> _Goal_: All records below must be retyped exactly.

> _Stored records_:
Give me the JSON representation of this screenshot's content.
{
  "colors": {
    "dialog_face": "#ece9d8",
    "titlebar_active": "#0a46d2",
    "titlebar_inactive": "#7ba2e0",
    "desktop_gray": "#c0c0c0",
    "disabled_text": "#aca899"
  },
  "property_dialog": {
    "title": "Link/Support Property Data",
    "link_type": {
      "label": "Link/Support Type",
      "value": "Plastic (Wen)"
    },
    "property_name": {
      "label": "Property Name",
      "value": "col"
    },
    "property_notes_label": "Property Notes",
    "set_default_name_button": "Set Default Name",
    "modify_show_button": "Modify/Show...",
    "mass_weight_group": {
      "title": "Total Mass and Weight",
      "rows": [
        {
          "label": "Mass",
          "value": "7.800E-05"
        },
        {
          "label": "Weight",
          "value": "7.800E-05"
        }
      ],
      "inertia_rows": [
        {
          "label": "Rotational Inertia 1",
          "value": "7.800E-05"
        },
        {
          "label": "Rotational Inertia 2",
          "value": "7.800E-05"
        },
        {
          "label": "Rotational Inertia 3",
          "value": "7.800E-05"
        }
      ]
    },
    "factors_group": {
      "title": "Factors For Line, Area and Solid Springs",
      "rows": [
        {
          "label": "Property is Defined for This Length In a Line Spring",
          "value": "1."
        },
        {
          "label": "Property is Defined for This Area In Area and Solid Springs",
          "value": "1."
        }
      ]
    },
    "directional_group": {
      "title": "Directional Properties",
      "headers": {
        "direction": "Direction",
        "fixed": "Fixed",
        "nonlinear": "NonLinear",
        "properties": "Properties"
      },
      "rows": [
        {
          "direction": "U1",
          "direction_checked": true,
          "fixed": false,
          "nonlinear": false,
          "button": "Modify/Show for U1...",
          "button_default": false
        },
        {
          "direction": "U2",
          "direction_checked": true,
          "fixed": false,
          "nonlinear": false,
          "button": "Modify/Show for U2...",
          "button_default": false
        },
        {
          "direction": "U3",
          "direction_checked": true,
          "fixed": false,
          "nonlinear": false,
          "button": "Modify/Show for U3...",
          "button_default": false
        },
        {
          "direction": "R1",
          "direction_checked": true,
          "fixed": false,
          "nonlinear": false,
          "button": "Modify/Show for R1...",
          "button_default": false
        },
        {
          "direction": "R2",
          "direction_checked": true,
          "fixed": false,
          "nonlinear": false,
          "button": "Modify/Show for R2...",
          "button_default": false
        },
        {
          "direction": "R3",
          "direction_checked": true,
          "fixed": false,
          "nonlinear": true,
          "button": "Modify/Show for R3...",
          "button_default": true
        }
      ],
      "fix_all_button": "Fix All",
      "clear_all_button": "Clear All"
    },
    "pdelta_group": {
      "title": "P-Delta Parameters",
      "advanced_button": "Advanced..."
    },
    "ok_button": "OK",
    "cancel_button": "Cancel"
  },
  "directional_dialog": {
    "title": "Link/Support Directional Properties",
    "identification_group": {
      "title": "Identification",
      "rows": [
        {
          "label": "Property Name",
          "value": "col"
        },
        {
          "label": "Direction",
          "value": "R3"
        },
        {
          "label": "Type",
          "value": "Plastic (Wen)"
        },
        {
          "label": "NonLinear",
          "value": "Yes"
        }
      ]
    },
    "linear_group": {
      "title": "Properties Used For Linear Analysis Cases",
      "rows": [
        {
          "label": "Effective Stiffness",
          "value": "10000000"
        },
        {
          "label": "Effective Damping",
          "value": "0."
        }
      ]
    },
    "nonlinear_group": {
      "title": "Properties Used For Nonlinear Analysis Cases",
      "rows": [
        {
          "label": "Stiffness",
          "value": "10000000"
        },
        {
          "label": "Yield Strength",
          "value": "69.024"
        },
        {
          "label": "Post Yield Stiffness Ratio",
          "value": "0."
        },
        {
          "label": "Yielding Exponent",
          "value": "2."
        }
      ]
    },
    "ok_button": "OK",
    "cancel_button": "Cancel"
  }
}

> _Solution to this task_:
Give me the JSON representation of this screenshot's content.
{
  "colors": {
    "dialog_face": "#ece9d8",
    "titlebar_active": "#0a46d2",
    "titlebar_inactive": "#7ba2e0",
    "desktop_gray": "#c0c0c0",
    "disabled_text": "#aca899"
  },
  "property_dialog": {
    "title": "Link/Support Property Data",
    "link_type": {
      "label": "Link/Support Type",
      "value": "Plastic (Wen)"
    },
    "property_name": {
      "label": "Property Name",
      "value": "col"
    },
    "property_notes_label": "Property Notes",
    "set_default_name_button": "Set Default Name",
    "modify_show_button": "Modify/Show...",
    "mass_weight_group": {
      "title": "Total Mass and Weight",
      "rows": [
        {
          "label": "Mass",
          "value": "7.800E-05"
        },
        {
          "label": "Weight",
          "value": "7.800E-05"
        }
      ],
      "inertia_rows": [
        {
          "label": "Rotational Inertia 1",
          "value": "7.800E-05"
        },
        {
          "label": "Rotational Inertia 2",
          "value": "7.800E-05"
        },
        {
          "label": "Rotational Inertia 3",
          "value": "7.800E-05"
        }
      ]
    },
    "factors_group": {
      "title": "Factors For Line, Area and Solid Springs",
      "rows": [
        {
          "label": "Property is Defined for This Length In a Line Spring",
          "value": "1."
        },
        {
          "label": "Property is Defined for This Area In Area and Solid Springs",
          "value": "1."
        }
      ]
    },
    "directional_group": {
      "title": "Directional Properties",
      "headers": {
        "direction": "Direction",
        "fixed": "Fixed",
        "nonlinear": "NonLinear",
        "properties": "Properties"
      },
      "rows": [
        {
          "direction": "U1",
          "direction_checked": true,
          "fixed": false,
          "nonlinear": false,
          "button": "Modify/Show for U1...",
          "button_default": false
        },
        {
          "direction": "U2",
          "direction_checked": true,
          "fixed": false,
          "nonlinear": false,
          "button": "Modify/Show for U2...",
          "button_default": false
        },
        {
          "direction": "U3",
          "direction_checked": true,
          "fixed": false,
          "nonlinear": false,
          "button": "Modify/Show for U3...",
          "button_default": false
        },
        {
          "direction": "R1",
          "direction_checked": true,
          "fixed": false,
          "nonlinear": false,
          "button": "Modify/Show for R1...",
          "button_default": false
        },
        {
          "direction": "R2",
          "direction_checked": true,
          "fixed": false,
          "nonlinear": false,
          "button": "Modify/Show for R2...",
          "button_default": false
        },
        {
          "direction": "R3",
          "direction_checked": true,
          "fixed": false,
          "nonlinear": true,
          "button": "Modify/Show for R3...",
          "button_default": true
        }
      ],
      "fix_all_button": "Fix All",
      "clear_all_button": "Clear All"
    },
    "pdelta_group": {
      "title": "P-Delta Parameters",
      "advanced_button": "Advanced..."
    },
    "ok_button": "OK",
    "cancel_button": "Cancel"
  },
  "directional_dialog": {
    "title": "Link/Support Directional Properties",
    "identification_group": {
      "title": "Identification",
      "rows": [
        {
          "label": "Property Name",
          "value": "col"
        },
        {
          "label": "Direction",
          "value": "R3"
        },
        {
          "label": "Type",
          "value": "Plastic (Wen)"
        },
        {
          "label": "NonLinear",
          "value": "Yes"
        }
      ]
    },
    "linear_group": {
      "title": "Properties Used For Linear Analysis Cases",
      "rows": [
        {
          "label": "Effective Stiffness",
          "value": "10000000"
        },
        {
          "label": "Effective Damping",
          "value": "0."
        }
      ]
    },
    "nonlinear_group": {
      "title": "Properties Used For Nonlinear Analysis Cases",
      "rows": [
        {
          "label": "Stiffness",
          "value": "10000000"
        },
        {
          "label": "Yield Strength",
          "value": "69.024"
        },
        {
          "label": "Post Yield Stiffness Ratio",
          "value": "0."
        },
        {
          "label": "Yielding Exponent",
          "value": "2."
        }
      ]
    },
    "ok_button": "OK",
    "cancel_button": "Cancel"
  }
}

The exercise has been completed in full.